Work instructions: Repeat each entry as written, dropping any picture you find.

[Entries taken from a collection]
______________________________
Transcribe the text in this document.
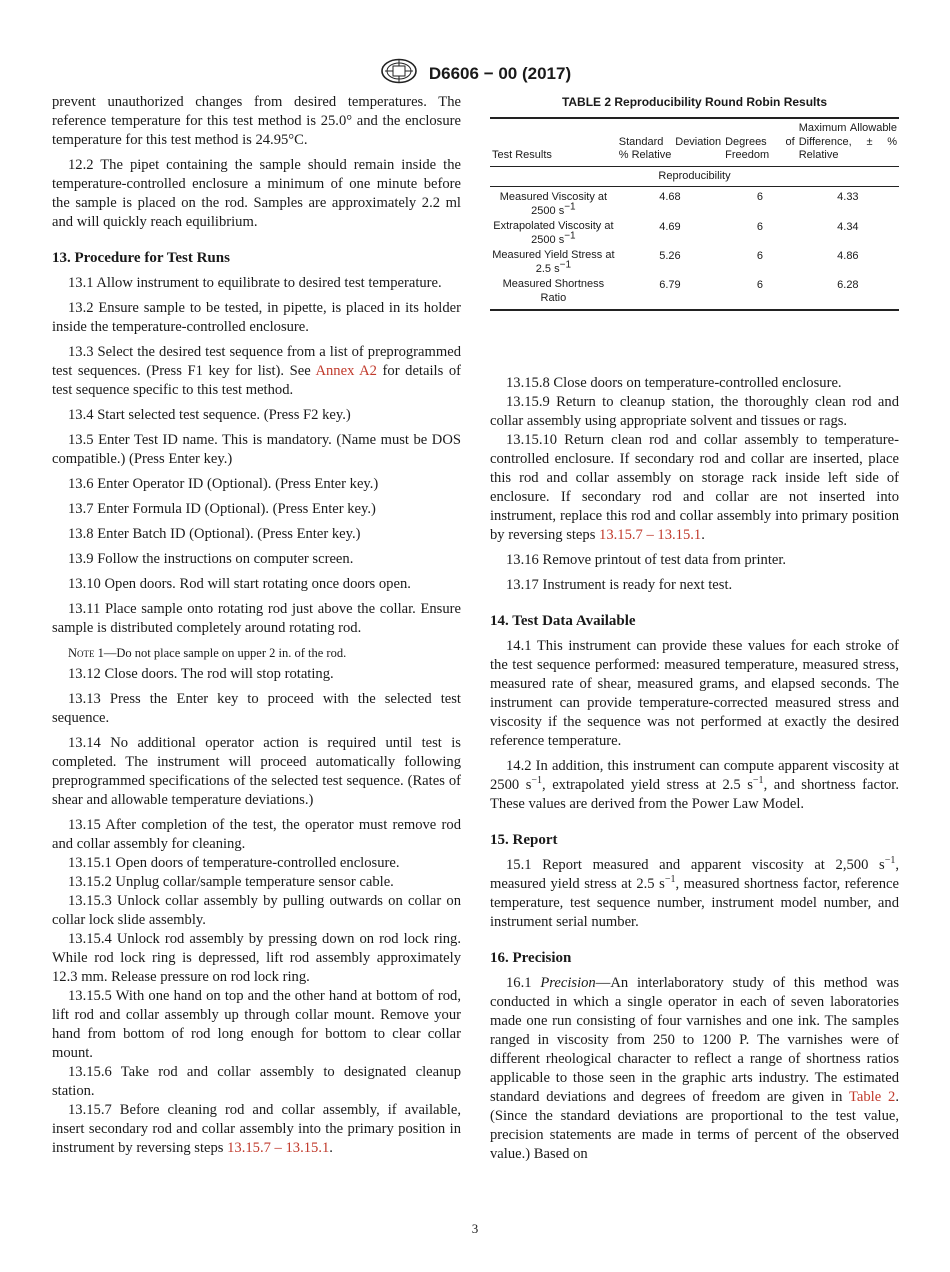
D6606 − 00 (2017)

prevent unauthorized changes from desired temperatures. The reference temperature for this test method is 25.0° and the enclosure temperature for this test method is 24.95°C.

12.2 The pipet containing the sample should remain inside the temperature-controlled enclosure a minimum of one minute before the sample is placed on the rod. Samples are approximately 2.2 ml and will quickly reach equilibrium.

13. Procedure for Test Runs

13.1 Allow instrument to equilibrate to desired test temperature.

13.2 Ensure sample to be tested, in pipette, is placed in its holder inside the temperature-controlled enclosure.

13.3 Select the desired test sequence from a list of preprogrammed test sequences. (Press F1 key for list). See Annex A2 for details of test sequence specific to this test method.

13.4 Start selected test sequence. (Press F2 key.)

13.5 Enter Test ID name. This is mandatory. (Name must be DOS compatible.) (Press Enter key.)

13.6 Enter Operator ID (Optional). (Press Enter key.)

13.7 Enter Formula ID (Optional). (Press Enter key.)

13.8 Enter Batch ID (Optional). (Press Enter key.)

13.9 Follow the instructions on computer screen.

13.10 Open doors. Rod will start rotating once doors open.

13.11 Place sample onto rotating rod just above the collar. Ensure sample is distributed completely around rotating rod.

Note 1—Do not place sample on upper 2 in. of the rod.

13.12 Close doors. The rod will stop rotating.

13.13 Press the Enter key to proceed with the selected test sequence.

13.14 No additional operator action is required until test is completed. The instrument will proceed automatically following preprogrammed specifications of the selected test sequence. (Rates of shear and allowable temperature deviations.)

13.15 After completion of the test, the operator must remove rod and collar assembly for cleaning.

13.15.1 Open doors of temperature-controlled enclosure.

13.15.2 Unplug collar/sample temperature sensor cable.

13.15.3 Unlock collar assembly by pulling outwards on collar on collar lock slide assembly.

13.15.4 Unlock rod assembly by pressing down on rod lock ring. While rod lock ring is depressed, lift rod assembly approximately 12.3 mm. Release pressure on rod lock ring.

13.15.5 With one hand on top and the other hand at bottom of rod, lift rod and collar assembly up through collar mount. Remove your hand from bottom of rod long enough for bottom to clear collar mount.

13.15.6 Take rod and collar assembly to designated cleanup station.

13.15.7 Before cleaning rod and collar assembly, if available, insert secondary rod and collar assembly into the primary position in instrument by reversing steps 13.15.7 – 13.15.1.

TABLE 2 Reproducibility Round Robin Results
Test Results	Standard Deviation % Relative	Degrees of Freedom	Maximum Allowable Difference, ± % Relative
Reproducibility			
Measured Viscosity at 2500 $s^{-1}$	4.68	6	4.33
Extrapolated Viscosity at 2500 $s^{-1}$	4.69	6	4.34
Measured Yield Stress at 2.5 $s^{-1}$	5.26	6	4.86
Measured Shortness Ratio	6.79	6	6.28

13.15.8 Close doors on temperature-controlled enclosure.

13.15.9 Return to cleanup station, the thoroughly clean rod and collar assembly using appropriate solvent and tissues or rags.

13.15.10 Return clean rod and collar assembly to temperature-controlled enclosure. If secondary rod and collar are inserted, place this rod and collar assembly on storage rack inside left side of enclosure. If secondary rod and collar are not inserted into instrument, replace this rod and collar assembly into primary position by reversing steps 13.15.7 – 13.15.1.

13.16 Remove printout of test data from printer.

13.17 Instrument is ready for next test.

14. Test Data Available

14.1 This instrument can provide these values for each stroke of the test sequence performed: measured temperature, measured stress, measured rate of shear, measured grams, and elapsed seconds. The instrument can provide temperature-corrected measured stress and viscosity if the sequence was not performed at exactly the desired reference temperature.

14.2 In addition, this instrument can compute apparent viscosity at 2500 $s^{-1}$, extrapolated yield stress at 2.5 $s^{-1}$, and shortness factor. These values are derived from the Power Law Model.

15. Report

15.1 Report measured and apparent viscosity at 2,500 $s^{-1}$, measured yield stress at 2.5 $s^{-1}$, measured shortness factor, reference temperature, test sequence number, instrument model number, and instrument serial number.

16. Precision

16.1 Precision—An interlaboratory study of this method was conducted in which a single operator in each of seven laboratories made one run consisting of four varnishes and one ink. The samples ranged in viscosity from 250 to 1200 P. The varnishes were of different rheological character to reflect a range of shortness ratios applicable to those seen in the graphic arts industry. The estimated standard deviations and degrees of freedom are given in Table 2. (Since the standard deviations are proportional to the test value, precision statements are made in terms of percent of the observed value.) Based on

3
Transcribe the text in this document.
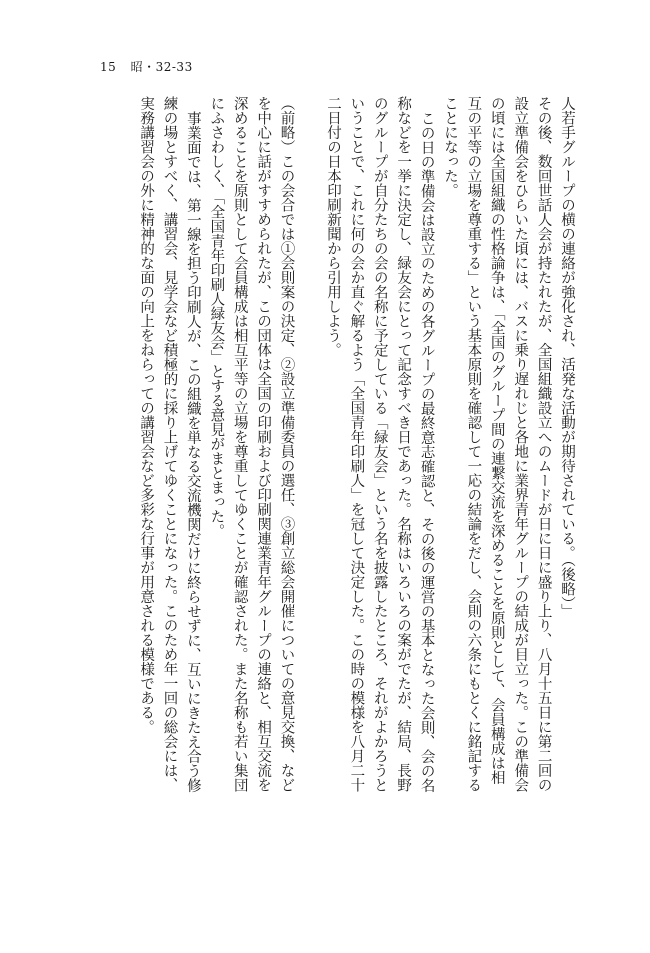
15 昭・32-33

人若手グループの横の連絡が強化され、活発な活動が期待されている。（後略）」

その後、数回世話人会が持たれたが、全国組織設立へのムードが日に日に盛り上り、八月十五日に第二回の設立準備会をひらいた頃には、バスに乗り遅れじと各地に業界青年グループの結成が目立った。この準備会の頃には全国組織の性格論争は、「全国のグループ間の連繋交流を深めることを原則として、会員構成は相互の平等の立場を尊重する」という基本原則を確認して一応の結論をだし、会則の六条にもとくに銘記することになった。

この日の準備会は設立のための各グループの最終意志確認と、その後の運営の基本となった会則、会の名称などを一挙に決定し、緑友会にとって記念すべき日であった。名称はいろいろの案がでたが、結局、長野のグループが自分たちの会の名称に予定している「緑友会」という名を披露したところ、それがよかろうということで、これに何の会か直ぐ解るよう「全国青年印刷人」を冠して決定した。この時の模様を八月二十二日付の日本印刷新聞から引用しよう。

（前略）この会合では①会則案の決定、②設立準備委員の選任、③創立総会開催についての意見交換、などを中心に話がすすめられたが、この団体は全国の印刷および印刷関連業青年グループの連絡と、相互交流を深めることを原則として会員構成は相互平等の立場を尊重してゆくことが確認された。また名称も若い集団にふさわしく、「全国青年印刷人緑友会」とする意見がまとまった。

事業面では、第一線を担う印刷人が、この組織を単なる交流機関だけに終らせずに、互いにきたえ合う修練の場とすべく、講習会、見学会など積極的に採り上げてゆくことになった。このため年一回の総会には、実務講習会の外に精神的な面の向上をねらっての講習会など多彩な行事が用意される模様である。
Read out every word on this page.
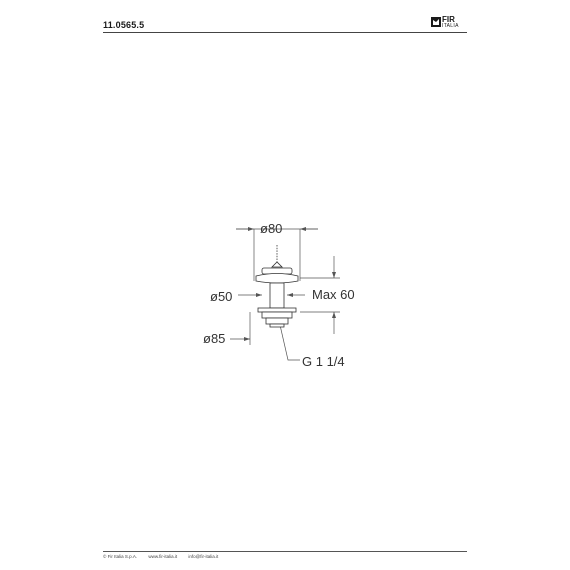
11.0565.5
FIR
ITALIA
ø80
ø50	Max 60
ø85
G 1 1/4
© Fir Italia S.p.A.	www.fir-italia.it	info@fir-italia.it
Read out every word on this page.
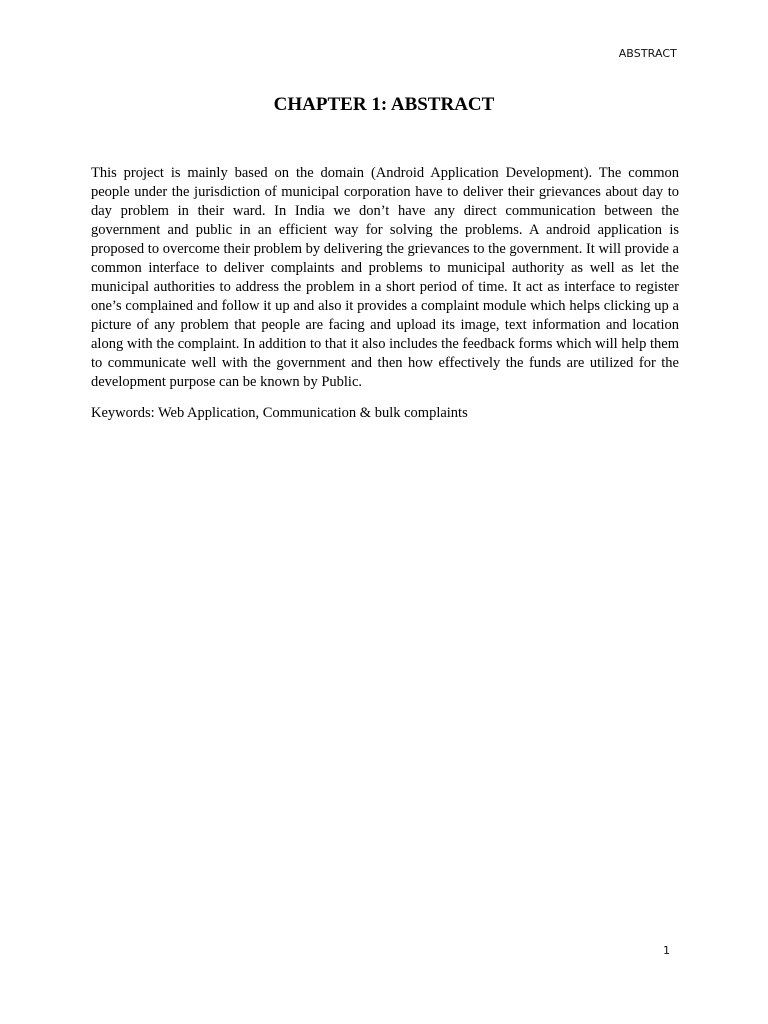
ABSTRACT
CHAPTER 1: ABSTRACT

This project is mainly based on the domain (Android Application Development). The common people under the jurisdiction of municipal corporation have to deliver their grievances about day to day problem in their ward. In India we don’t have any direct communication between the government and public in an efficient way for solving the problems. A android application is proposed to overcome their problem by delivering the grievances to the government. It will provide a common interface to deliver complaints and problems to municipal authority as well as let the municipal authorities to address the problem in a short period of time. It act as interface to register one’s complained and follow it up and also it provides a complaint module which helps clicking up a picture of any problem that people are facing and upload its image, text information and location along with the complaint. In addition to that it also includes the feedback forms which will help them to communicate well with the government and then how effectively the funds are utilized for the development purpose can be known by Public.

Keywords: Web Application, Communication & bulk complaints

1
______________________________
Solution below:
Transcribe the text in this document.
D6606 − 00 (2017)

prevent unauthorized changes from desired temperatures. The reference temperature for this test method is 25.0° and the enclosure temperature for this test method is 24.95°C.

12.2 The pipet containing the sample should remain inside the temperature-controlled enclosure a minimum of one minute before the sample is placed on the rod. Samples are approximately 2.2 ml and will quickly reach equilibrium.

13. Procedure for Test Runs

13.1 Allow instrument to equilibrate to desired test temperature.

13.2 Ensure sample to be tested, in pipette, is placed in its holder inside the temperature-controlled enclosure.

13.3 Select the desired test sequence from a list of preprogrammed test sequences. (Press F1 key for list). See Annex A2 for details of test sequence specific to this test method.

13.4 Start selected test sequence. (Press F2 key.)

13.5 Enter Test ID name. This is mandatory. (Name must be DOS compatible.) (Press Enter key.)

13.6 Enter Operator ID (Optional). (Press Enter key.)

13.7 Enter Formula ID (Optional). (Press Enter key.)

13.8 Enter Batch ID (Optional). (Press Enter key.)

13.9 Follow the instructions on computer screen.

13.10 Open doors. Rod will start rotating once doors open.

13.11 Place sample onto rotating rod just above the collar. Ensure sample is distributed completely around rotating rod.

Note 1—Do not place sample on upper 2 in. of the rod.

13.12 Close doors. The rod will stop rotating.

13.13 Press the Enter key to proceed with the selected test sequence.

13.14 No additional operator action is required until test is completed. The instrument will proceed automatically following preprogrammed specifications of the selected test sequence. (Rates of shear and allowable temperature deviations.)

13.15 After completion of the test, the operator must remove rod and collar assembly for cleaning.

13.15.1 Open doors of temperature-controlled enclosure.

13.15.2 Unplug collar/sample temperature sensor cable.

13.15.3 Unlock collar assembly by pulling outwards on collar on collar lock slide assembly.

13.15.4 Unlock rod assembly by pressing down on rod lock ring. While rod lock ring is depressed, lift rod assembly approximately 12.3 mm. Release pressure on rod lock ring.

13.15.5 With one hand on top and the other hand at bottom of rod, lift rod and collar assembly up through collar mount. Remove your hand from bottom of rod long enough for bottom to clear collar mount.

13.15.6 Take rod and collar assembly to designated cleanup station.

13.15.7 Before cleaning rod and collar assembly, if available, insert secondary rod and collar assembly into the primary position in instrument by reversing steps 13.15.7 – 13.15.1.

TABLE 2 Reproducibility Round Robin Results
Test Results	Standard Deviation % Relative	Degrees of Freedom	Maximum Allowable Difference, ± % Relative
Reproducibility			
Measured Viscosity at 2500 $s^{-1}$	4.68	6	4.33
Extrapolated Viscosity at 2500 $s^{-1}$	4.69	6	4.34
Measured Yield Stress at 2.5 $s^{-1}$	5.26	6	4.86
Measured Shortness Ratio	6.79	6	6.28

13.15.8 Close doors on temperature-controlled enclosure.

13.15.9 Return to cleanup station, the thoroughly clean rod and collar assembly using appropriate solvent and tissues or rags.

13.15.10 Return clean rod and collar assembly to temperature-controlled enclosure. If secondary rod and collar are inserted, place this rod and collar assembly on storage rack inside left side of enclosure. If secondary rod and collar are not inserted into instrument, replace this rod and collar assembly into primary position by reversing steps 13.15.7 – 13.15.1.

13.16 Remove printout of test data from printer.

13.17 Instrument is ready for next test.

14. Test Data Available

14.1 This instrument can provide these values for each stroke of the test sequence performed: measured temperature, measured stress, measured rate of shear, measured grams, and elapsed seconds. The instrument can provide temperature-corrected measured stress and viscosity if the sequence was not performed at exactly the desired reference temperature.

14.2 In addition, this instrument can compute apparent viscosity at 2500 $s^{-1}$, extrapolated yield stress at 2.5 $s^{-1}$, and shortness factor. These values are derived from the Power Law Model.

15. Report

15.1 Report measured and apparent viscosity at 2,500 $s^{-1}$, measured yield stress at 2.5 $s^{-1}$, measured shortness factor, reference temperature, test sequence number, instrument model number, and instrument serial number.

16. Precision

16.1 Precision—An interlaboratory study of this method was conducted in which a single operator in each of seven laboratories made one run consisting of four varnishes and one ink. The samples ranged in viscosity from 250 to 1200 P. The varnishes were of different rheological character to reflect a range of shortness ratios applicable to those seen in the graphic arts industry. The estimated standard deviations and degrees of freedom are given in Table 2. (Since the standard deviations are proportional to the test value, precision statements are made in terms of percent of the observed value.) Based on

3
Transcribe the text in this document.
15 昭・32-33

人若手グループの横の連絡が強化され、活発な活動が期待されている。（後略）」

その後、数回世話人会が持たれたが、全国組織設立へのムードが日に日に盛り上り、八月十五日に第二回の設立準備会をひらいた頃には、バスに乗り遅れじと各地に業界青年グループの結成が目立った。この準備会の頃には全国組織の性格論争は、「全国のグループ間の連繋交流を深めることを原則として、会員構成は相互の平等の立場を尊重する」という基本原則を確認して一応の結論をだし、会則の六条にもとくに銘記することになった。

この日の準備会は設立のための各グループの最終意志確認と、その後の運営の基本となった会則、会の名称などを一挙に決定し、緑友会にとって記念すべき日であった。名称はいろいろの案がでたが、結局、長野のグループが自分たちの会の名称に予定している「緑友会」という名を披露したところ、それがよかろうということで、これに何の会か直ぐ解るよう「全国青年印刷人」を冠して決定した。この時の模様を八月二十二日付の日本印刷新聞から引用しよう。

（前略）この会合では①会則案の決定、②設立準備委員の選任、③創立総会開催についての意見交換、などを中心に話がすすめられたが、この団体は全国の印刷および印刷関連業青年グループの連絡と、相互交流を深めることを原則として会員構成は相互平等の立場を尊重してゆくことが確認された。また名称も若い集団にふさわしく、「全国青年印刷人緑友会」とする意見がまとまった。

事業面では、第一線を担う印刷人が、この組織を単なる交流機関だけに終らせずに、互いにきたえ合う修練の場とすべく、講習会、見学会など積極的に採り上げてゆくことになった。このため年一回の総会には、実務講習会の外に精神的な面の向上をねらっての講習会など多彩な行事が用意される模様である。
Read out every word on this page.
11.0565.5
FIR
ITALIA
ø80
ø50	Max 60
ø85
G 1 1/4
© Fir Italia S.p.A.	www.fir-italia.it	info@fir-italia.it
Read out every word on this page.
ABSTRACT
CHAPTER 1: ABSTRACT

This project is mainly based on the domain (Android Application Development). The common people under the jurisdiction of municipal corporation have to deliver their grievances about day to day problem in their ward. In India we don’t have any direct communication between the government and public in an efficient way for solving the problems. A android application is proposed to overcome their problem by delivering the grievances to the government. It will provide a common interface to deliver complaints and problems to municipal authority as well as let the municipal authorities to address the problem in a short period of time. It act as interface to register one’s complained and follow it up and also it provides a complaint module which helps clicking up a picture of any problem that people are facing and upload its image, text information and location along with the complaint. In addition to that it also includes the feedback forms which will help them to communicate well with the government and then how effectively the funds are utilized for the development purpose can be known by Public.

Keywords: Web Application, Communication & bulk complaints

1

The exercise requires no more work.